[Collected data]
══════

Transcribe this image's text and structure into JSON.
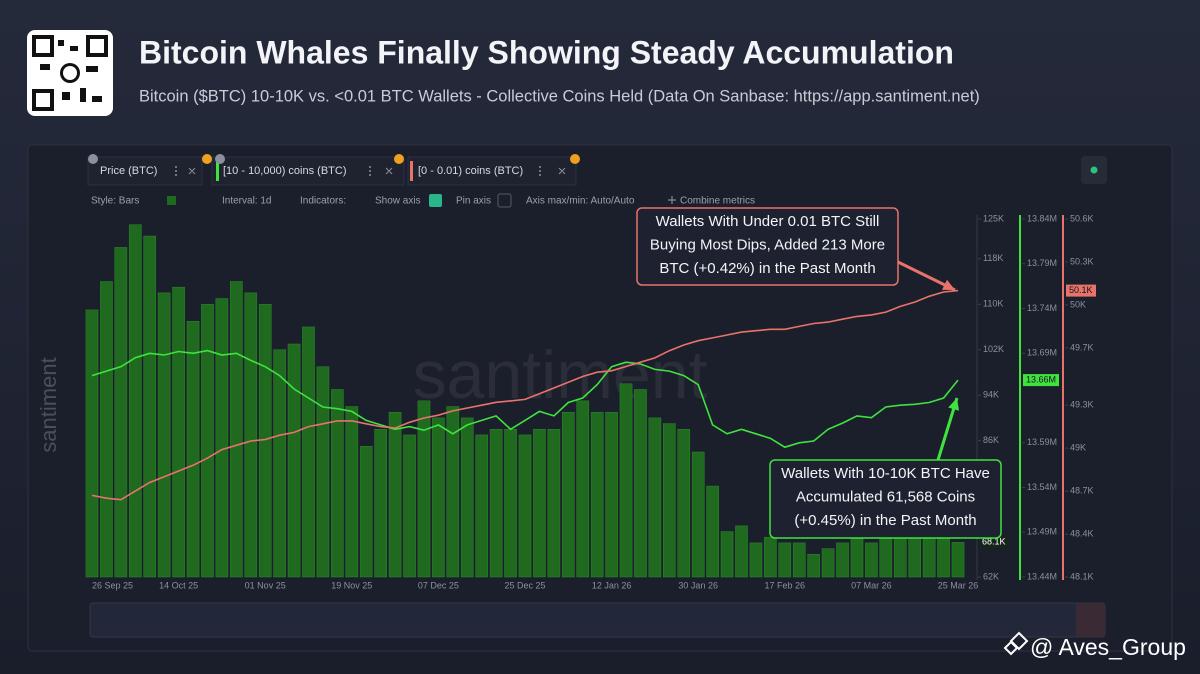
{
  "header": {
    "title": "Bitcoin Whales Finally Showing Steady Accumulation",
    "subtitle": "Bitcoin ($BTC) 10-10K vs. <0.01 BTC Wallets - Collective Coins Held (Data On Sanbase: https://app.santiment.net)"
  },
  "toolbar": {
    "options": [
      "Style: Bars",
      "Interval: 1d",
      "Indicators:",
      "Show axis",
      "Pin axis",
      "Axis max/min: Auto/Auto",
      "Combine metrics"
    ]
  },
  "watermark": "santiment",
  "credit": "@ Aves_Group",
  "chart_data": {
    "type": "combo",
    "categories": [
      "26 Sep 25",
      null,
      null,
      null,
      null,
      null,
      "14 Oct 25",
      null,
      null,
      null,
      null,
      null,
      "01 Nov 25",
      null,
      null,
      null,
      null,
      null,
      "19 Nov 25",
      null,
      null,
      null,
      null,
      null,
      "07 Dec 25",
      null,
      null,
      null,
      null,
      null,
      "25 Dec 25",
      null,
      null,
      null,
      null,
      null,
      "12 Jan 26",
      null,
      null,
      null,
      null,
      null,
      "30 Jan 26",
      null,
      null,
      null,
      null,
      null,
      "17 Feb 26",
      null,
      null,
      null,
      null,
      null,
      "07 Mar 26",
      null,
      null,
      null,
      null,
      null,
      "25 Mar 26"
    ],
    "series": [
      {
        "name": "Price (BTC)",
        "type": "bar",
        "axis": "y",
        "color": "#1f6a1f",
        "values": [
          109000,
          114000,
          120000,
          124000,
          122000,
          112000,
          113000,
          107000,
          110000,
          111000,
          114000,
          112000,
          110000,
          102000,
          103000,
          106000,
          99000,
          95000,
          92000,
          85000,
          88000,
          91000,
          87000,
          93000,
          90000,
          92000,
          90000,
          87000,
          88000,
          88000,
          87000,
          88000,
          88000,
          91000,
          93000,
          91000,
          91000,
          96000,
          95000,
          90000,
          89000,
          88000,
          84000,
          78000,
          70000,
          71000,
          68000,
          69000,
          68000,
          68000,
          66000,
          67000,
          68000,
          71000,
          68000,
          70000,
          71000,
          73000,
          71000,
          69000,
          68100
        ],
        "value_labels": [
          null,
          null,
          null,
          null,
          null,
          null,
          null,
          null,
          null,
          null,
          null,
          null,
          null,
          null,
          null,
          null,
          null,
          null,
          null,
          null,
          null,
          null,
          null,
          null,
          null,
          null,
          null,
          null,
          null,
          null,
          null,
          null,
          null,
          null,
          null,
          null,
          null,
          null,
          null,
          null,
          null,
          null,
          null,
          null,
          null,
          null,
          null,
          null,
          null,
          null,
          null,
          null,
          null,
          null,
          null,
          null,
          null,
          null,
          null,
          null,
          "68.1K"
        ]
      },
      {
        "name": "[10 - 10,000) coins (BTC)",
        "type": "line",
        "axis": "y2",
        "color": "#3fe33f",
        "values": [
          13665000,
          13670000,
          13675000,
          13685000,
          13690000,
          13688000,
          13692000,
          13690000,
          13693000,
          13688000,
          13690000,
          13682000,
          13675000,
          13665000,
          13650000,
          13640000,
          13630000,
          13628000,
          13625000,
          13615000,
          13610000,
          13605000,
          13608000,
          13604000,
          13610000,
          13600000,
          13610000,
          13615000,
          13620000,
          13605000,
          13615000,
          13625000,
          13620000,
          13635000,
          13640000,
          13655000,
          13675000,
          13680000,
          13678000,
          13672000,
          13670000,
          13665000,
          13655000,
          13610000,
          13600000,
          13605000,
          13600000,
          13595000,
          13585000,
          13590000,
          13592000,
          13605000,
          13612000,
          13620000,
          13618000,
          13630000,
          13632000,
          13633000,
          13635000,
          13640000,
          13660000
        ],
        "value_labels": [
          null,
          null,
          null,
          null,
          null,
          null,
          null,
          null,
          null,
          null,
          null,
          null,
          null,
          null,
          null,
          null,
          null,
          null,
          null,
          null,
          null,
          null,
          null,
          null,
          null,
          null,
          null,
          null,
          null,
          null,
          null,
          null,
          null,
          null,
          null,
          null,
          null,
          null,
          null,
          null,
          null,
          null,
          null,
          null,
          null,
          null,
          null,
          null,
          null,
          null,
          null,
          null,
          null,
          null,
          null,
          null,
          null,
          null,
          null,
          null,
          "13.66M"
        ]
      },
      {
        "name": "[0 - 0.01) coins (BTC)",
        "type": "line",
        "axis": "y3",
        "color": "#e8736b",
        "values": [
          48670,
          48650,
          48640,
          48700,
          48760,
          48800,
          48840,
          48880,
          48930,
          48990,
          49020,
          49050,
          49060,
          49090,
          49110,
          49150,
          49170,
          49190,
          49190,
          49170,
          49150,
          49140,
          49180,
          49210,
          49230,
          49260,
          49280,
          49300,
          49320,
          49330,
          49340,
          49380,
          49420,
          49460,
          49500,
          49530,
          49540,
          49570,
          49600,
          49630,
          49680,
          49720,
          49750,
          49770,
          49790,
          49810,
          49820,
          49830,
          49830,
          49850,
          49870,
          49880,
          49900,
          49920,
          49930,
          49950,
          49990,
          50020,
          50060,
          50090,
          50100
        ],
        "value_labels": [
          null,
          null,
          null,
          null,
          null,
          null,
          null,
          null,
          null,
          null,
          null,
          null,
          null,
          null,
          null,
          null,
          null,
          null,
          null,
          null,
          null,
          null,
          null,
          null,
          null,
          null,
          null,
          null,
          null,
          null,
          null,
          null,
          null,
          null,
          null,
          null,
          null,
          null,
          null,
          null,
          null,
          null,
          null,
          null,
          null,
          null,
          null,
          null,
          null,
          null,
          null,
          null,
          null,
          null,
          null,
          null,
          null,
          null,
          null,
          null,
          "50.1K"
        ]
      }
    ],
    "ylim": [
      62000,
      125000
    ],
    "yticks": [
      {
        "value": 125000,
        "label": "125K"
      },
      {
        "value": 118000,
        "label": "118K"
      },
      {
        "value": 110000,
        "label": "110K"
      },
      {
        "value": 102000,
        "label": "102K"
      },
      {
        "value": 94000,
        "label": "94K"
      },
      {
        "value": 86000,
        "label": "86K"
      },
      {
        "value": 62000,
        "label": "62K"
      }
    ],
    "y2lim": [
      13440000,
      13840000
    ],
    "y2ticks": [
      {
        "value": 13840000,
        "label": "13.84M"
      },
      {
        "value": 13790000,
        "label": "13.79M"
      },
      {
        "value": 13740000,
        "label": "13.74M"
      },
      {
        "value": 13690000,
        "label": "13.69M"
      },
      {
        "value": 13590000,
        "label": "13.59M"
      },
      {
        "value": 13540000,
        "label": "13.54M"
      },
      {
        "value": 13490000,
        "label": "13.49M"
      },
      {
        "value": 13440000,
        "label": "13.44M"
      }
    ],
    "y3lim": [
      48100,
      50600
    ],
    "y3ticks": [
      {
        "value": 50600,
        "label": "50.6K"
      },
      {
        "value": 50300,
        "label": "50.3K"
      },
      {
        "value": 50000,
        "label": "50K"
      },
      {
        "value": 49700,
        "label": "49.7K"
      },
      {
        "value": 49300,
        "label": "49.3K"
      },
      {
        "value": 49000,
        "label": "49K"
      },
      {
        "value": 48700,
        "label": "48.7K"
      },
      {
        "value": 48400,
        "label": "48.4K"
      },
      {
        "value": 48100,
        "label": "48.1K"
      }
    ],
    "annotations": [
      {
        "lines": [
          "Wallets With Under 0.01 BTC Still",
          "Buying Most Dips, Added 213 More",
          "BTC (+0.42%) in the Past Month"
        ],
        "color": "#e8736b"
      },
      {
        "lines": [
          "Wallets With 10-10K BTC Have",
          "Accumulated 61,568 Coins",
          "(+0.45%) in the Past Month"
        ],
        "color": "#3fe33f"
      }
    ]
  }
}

══════

• _What you should do_: Find each line holding "santiment". Copy it out.

• _Result for this exercise_:
    "subtitle": "Bitcoin ($BTC) 10-10K vs. <0.01 BTC Wallets - Collective Coins Held (Data On Sanbase: https://app.santiment.net)"
  "watermark": "santiment",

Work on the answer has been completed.